[Begin]

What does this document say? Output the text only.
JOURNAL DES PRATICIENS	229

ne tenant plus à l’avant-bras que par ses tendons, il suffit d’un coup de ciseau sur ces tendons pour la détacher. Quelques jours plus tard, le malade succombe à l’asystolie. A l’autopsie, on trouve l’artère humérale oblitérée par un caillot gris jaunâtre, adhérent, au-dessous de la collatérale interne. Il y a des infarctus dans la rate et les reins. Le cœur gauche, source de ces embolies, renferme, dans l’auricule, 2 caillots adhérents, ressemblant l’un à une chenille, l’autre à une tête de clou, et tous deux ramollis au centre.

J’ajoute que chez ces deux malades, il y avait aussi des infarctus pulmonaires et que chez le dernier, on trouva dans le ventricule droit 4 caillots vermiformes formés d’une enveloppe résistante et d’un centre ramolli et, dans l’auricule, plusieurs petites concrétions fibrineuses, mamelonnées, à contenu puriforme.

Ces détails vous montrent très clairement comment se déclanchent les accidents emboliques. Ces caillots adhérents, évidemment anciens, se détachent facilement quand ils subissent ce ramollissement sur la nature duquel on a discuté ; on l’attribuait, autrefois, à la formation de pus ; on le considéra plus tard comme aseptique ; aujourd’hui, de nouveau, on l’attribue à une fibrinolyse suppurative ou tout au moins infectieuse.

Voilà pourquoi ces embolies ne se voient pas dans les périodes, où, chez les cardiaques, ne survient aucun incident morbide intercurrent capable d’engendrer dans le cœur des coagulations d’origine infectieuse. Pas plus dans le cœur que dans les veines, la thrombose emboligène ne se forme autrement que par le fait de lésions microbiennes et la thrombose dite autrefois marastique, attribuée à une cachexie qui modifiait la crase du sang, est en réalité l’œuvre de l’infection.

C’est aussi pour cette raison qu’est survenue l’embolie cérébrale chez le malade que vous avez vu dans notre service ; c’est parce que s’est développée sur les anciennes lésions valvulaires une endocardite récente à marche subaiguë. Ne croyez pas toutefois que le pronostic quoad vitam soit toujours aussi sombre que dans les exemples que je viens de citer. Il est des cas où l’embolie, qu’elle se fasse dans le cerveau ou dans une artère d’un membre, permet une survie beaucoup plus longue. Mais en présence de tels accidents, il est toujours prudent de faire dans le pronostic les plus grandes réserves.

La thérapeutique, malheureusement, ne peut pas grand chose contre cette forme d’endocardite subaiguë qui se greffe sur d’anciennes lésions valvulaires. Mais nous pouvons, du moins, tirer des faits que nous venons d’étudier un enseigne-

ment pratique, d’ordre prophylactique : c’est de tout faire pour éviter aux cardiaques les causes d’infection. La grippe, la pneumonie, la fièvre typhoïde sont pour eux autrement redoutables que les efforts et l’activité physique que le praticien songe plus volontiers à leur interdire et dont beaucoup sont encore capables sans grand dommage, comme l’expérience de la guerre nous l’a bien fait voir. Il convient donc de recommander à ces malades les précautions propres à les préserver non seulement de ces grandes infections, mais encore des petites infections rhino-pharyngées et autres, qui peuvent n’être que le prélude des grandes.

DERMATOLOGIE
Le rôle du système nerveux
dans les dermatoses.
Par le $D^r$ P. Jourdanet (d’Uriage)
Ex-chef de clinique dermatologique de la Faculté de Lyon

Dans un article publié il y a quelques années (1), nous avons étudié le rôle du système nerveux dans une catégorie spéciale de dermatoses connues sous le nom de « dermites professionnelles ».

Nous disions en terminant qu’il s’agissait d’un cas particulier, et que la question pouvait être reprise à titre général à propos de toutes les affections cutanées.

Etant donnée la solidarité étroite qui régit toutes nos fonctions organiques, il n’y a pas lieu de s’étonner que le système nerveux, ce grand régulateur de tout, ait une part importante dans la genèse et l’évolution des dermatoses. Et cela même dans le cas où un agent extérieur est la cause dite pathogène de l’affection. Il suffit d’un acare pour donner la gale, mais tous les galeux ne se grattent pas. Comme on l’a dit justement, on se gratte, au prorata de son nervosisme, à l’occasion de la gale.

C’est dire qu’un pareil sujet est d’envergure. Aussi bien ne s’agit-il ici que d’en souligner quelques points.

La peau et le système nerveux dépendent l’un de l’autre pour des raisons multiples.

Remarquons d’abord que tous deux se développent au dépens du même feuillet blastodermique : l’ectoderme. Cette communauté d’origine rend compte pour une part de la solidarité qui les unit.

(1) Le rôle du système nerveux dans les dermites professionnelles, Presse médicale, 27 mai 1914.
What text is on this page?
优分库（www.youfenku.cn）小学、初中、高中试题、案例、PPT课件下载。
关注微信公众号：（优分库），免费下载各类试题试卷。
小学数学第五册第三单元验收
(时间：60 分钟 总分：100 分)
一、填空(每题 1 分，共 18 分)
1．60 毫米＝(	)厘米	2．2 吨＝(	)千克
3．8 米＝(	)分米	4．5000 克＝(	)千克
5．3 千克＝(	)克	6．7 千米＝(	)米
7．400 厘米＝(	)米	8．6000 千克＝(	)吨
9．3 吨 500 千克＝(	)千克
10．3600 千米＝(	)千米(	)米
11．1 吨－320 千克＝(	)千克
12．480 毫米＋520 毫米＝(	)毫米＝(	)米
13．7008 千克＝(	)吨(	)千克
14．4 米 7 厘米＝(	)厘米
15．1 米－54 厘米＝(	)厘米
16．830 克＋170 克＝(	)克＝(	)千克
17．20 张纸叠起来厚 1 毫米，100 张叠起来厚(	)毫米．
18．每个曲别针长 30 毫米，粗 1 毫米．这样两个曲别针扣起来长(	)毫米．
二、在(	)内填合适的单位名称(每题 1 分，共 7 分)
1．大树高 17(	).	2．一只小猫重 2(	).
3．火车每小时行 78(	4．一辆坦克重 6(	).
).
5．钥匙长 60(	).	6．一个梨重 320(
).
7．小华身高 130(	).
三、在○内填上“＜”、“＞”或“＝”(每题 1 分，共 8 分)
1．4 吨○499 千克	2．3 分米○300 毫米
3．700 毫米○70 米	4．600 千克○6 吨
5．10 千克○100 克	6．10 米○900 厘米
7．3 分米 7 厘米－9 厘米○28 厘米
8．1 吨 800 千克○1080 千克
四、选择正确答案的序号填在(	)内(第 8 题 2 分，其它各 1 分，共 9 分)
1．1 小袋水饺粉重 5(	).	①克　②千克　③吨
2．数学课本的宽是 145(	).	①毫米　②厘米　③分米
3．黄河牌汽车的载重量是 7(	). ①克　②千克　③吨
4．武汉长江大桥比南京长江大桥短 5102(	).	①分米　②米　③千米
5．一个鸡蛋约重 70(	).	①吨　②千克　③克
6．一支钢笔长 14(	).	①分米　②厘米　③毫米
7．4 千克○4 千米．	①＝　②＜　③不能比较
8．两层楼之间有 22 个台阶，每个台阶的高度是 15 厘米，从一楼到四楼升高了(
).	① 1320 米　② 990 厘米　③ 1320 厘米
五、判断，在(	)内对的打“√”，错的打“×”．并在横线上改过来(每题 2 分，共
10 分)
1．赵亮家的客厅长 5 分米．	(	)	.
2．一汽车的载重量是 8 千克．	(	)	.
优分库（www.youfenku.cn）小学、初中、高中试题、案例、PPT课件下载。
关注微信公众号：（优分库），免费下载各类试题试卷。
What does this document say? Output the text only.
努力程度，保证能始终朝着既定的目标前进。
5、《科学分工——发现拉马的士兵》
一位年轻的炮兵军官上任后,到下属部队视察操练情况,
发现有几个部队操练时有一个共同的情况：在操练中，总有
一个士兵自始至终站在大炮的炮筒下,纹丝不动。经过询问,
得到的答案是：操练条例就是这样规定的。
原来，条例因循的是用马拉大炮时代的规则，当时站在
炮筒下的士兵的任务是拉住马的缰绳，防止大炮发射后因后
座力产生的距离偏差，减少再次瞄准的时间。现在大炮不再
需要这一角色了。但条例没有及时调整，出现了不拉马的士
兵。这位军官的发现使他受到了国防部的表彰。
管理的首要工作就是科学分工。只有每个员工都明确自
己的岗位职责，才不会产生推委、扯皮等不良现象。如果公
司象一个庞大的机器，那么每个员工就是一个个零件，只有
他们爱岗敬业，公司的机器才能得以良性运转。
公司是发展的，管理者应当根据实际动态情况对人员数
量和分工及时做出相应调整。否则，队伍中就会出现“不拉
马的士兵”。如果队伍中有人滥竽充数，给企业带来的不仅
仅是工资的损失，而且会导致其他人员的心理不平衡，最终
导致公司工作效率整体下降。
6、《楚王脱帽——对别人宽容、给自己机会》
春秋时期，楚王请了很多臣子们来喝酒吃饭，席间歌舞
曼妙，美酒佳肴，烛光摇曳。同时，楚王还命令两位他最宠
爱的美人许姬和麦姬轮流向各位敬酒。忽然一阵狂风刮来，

[End]

### TASK OBJECTIVE
Filter out every line that lacks the word "dermites", and copy the rest.

### TASK RESULT
Dans un article publié il y a quelques années (1), nous avons étudié le rôle du système nerveux dans une catégorie spéciale de dermatoses connues sous le nom de « dermites professionnelles ».
(1) Le rôle du système nerveux dans les dermites professionnelles, Presse médicale, 27 mai 1914.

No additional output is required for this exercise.